-- Objective --
Copy out each line below that has the word "from" in it.

-- Rows --
/---
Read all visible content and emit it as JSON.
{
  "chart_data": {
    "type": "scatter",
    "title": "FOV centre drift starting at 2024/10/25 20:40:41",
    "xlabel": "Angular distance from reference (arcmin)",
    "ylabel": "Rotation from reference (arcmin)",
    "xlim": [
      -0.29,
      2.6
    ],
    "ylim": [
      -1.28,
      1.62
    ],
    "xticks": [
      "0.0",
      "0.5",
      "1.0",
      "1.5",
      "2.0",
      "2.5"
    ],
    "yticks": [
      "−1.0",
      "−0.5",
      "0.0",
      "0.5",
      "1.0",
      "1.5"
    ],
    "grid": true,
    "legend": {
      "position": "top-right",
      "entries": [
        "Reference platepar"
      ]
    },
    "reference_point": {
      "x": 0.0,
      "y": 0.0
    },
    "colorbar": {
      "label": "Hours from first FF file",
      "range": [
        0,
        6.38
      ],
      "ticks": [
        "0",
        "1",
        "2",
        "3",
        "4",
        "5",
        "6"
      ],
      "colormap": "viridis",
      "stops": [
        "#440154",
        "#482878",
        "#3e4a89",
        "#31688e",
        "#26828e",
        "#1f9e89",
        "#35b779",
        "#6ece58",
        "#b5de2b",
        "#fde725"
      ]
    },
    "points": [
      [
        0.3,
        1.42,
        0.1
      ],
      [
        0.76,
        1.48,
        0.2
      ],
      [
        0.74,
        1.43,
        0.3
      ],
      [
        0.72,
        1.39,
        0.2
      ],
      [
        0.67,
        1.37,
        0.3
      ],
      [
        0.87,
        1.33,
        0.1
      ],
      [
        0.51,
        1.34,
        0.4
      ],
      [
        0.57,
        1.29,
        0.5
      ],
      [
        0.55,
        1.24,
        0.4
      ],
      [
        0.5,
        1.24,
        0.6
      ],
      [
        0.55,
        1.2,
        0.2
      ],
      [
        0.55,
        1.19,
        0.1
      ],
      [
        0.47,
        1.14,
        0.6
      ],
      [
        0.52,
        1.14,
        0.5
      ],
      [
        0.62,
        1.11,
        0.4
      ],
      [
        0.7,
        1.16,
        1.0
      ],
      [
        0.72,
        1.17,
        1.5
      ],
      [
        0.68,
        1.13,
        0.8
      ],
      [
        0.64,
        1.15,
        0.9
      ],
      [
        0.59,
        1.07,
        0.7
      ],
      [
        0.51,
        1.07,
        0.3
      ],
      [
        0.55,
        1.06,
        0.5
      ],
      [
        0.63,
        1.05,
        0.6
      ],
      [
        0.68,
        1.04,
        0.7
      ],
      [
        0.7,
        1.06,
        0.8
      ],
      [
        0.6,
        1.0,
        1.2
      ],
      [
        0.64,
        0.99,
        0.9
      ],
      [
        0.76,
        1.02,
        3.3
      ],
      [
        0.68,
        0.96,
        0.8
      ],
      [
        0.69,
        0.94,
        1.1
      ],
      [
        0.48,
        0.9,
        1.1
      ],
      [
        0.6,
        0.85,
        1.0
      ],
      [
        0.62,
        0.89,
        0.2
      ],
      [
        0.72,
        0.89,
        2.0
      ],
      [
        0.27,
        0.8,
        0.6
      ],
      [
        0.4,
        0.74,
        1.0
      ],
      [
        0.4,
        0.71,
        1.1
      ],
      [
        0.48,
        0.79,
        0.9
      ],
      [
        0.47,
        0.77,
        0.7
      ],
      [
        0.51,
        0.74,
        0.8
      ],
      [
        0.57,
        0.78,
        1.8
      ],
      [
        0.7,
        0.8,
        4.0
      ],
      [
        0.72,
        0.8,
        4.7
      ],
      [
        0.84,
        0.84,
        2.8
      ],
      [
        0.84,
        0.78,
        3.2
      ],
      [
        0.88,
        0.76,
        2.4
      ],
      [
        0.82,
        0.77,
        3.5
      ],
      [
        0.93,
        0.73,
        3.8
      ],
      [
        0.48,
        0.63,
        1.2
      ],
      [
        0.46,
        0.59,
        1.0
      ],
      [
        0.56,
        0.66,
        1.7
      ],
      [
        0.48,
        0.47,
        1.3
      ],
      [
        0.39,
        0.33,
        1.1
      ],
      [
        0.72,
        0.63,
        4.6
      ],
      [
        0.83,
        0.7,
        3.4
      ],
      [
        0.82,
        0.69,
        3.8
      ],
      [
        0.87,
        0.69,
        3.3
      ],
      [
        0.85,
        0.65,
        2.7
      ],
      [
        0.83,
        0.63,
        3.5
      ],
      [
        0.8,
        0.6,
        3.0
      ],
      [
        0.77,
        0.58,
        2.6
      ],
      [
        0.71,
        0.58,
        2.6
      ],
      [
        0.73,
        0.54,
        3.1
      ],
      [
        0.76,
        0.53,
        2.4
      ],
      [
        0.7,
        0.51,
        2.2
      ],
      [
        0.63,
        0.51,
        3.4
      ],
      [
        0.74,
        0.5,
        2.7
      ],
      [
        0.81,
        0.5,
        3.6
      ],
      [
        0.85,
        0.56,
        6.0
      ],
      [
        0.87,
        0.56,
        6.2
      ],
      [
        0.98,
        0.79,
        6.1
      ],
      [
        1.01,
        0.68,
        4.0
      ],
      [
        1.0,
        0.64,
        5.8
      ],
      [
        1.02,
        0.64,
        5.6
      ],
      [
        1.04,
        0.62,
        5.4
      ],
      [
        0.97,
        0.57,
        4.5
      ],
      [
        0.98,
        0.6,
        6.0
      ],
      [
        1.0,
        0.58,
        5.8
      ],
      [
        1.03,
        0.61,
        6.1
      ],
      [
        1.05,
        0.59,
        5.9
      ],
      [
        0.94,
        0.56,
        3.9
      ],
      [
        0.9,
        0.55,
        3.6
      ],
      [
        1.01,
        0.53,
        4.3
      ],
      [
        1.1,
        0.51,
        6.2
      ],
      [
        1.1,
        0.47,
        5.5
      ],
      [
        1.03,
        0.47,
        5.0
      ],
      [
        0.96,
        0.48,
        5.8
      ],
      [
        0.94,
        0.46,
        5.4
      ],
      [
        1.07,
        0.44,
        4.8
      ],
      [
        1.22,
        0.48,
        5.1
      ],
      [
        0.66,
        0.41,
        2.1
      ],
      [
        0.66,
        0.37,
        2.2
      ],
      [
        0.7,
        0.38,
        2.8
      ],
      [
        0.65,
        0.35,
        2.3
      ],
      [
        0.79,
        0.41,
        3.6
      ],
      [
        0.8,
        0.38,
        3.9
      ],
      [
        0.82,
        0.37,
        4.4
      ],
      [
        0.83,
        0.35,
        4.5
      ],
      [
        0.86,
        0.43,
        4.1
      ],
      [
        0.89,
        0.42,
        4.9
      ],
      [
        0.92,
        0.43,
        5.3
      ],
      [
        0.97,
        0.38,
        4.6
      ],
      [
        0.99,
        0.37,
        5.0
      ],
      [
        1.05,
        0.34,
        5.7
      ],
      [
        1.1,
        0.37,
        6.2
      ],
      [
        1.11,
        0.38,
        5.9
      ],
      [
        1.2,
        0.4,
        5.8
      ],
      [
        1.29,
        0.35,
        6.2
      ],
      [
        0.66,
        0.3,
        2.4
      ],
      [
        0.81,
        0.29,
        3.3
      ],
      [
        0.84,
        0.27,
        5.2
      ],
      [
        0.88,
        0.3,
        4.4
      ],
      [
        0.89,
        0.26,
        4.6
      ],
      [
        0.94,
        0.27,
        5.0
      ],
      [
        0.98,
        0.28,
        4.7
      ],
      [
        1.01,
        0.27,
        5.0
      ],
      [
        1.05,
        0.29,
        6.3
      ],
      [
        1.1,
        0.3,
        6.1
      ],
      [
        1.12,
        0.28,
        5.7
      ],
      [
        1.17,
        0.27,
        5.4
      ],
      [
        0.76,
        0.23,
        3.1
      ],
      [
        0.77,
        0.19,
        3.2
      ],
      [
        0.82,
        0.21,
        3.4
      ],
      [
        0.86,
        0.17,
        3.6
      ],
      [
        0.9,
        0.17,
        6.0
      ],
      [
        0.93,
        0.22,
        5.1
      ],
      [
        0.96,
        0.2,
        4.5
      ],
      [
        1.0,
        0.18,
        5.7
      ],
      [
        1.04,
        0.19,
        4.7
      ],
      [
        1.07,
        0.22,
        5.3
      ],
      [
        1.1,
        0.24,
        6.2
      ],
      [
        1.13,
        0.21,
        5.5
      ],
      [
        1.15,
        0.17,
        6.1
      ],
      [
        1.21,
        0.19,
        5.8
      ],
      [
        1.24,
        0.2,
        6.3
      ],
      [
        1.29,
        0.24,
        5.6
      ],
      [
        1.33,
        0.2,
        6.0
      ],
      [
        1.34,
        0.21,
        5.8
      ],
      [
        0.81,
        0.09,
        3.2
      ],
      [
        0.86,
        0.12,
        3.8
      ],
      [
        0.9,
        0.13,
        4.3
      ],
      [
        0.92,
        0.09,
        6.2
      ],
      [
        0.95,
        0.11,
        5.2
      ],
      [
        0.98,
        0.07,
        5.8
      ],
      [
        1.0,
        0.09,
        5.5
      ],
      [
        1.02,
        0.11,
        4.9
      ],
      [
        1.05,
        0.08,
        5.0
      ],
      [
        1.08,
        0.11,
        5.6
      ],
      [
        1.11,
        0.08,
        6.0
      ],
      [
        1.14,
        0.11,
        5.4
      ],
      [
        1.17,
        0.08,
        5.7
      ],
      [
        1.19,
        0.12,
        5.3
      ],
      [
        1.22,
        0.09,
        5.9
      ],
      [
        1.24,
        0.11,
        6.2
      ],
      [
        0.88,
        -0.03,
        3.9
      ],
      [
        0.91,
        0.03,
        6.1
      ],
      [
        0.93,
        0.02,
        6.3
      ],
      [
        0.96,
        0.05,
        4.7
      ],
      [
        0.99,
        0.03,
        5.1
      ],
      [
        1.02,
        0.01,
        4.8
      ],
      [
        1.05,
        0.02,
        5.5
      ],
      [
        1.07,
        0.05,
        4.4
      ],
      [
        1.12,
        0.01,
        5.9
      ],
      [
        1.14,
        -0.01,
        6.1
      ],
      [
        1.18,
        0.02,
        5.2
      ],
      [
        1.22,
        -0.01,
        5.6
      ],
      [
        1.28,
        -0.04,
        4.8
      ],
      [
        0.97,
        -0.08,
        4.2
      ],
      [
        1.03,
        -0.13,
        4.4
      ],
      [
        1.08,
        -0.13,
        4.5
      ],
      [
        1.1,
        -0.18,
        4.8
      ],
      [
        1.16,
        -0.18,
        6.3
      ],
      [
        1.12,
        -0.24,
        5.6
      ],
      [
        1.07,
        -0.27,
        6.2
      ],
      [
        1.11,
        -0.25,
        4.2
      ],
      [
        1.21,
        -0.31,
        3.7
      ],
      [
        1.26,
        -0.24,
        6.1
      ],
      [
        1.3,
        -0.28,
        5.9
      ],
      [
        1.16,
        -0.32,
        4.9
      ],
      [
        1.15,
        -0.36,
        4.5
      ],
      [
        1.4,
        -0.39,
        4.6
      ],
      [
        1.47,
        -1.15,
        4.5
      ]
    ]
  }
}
\---
-- Response to the task --
    "xlabel": "Angular distance from reference (arcmin)",
    "ylabel": "Rotation from reference (arcmin)",
      "label": "Hours from first FF file",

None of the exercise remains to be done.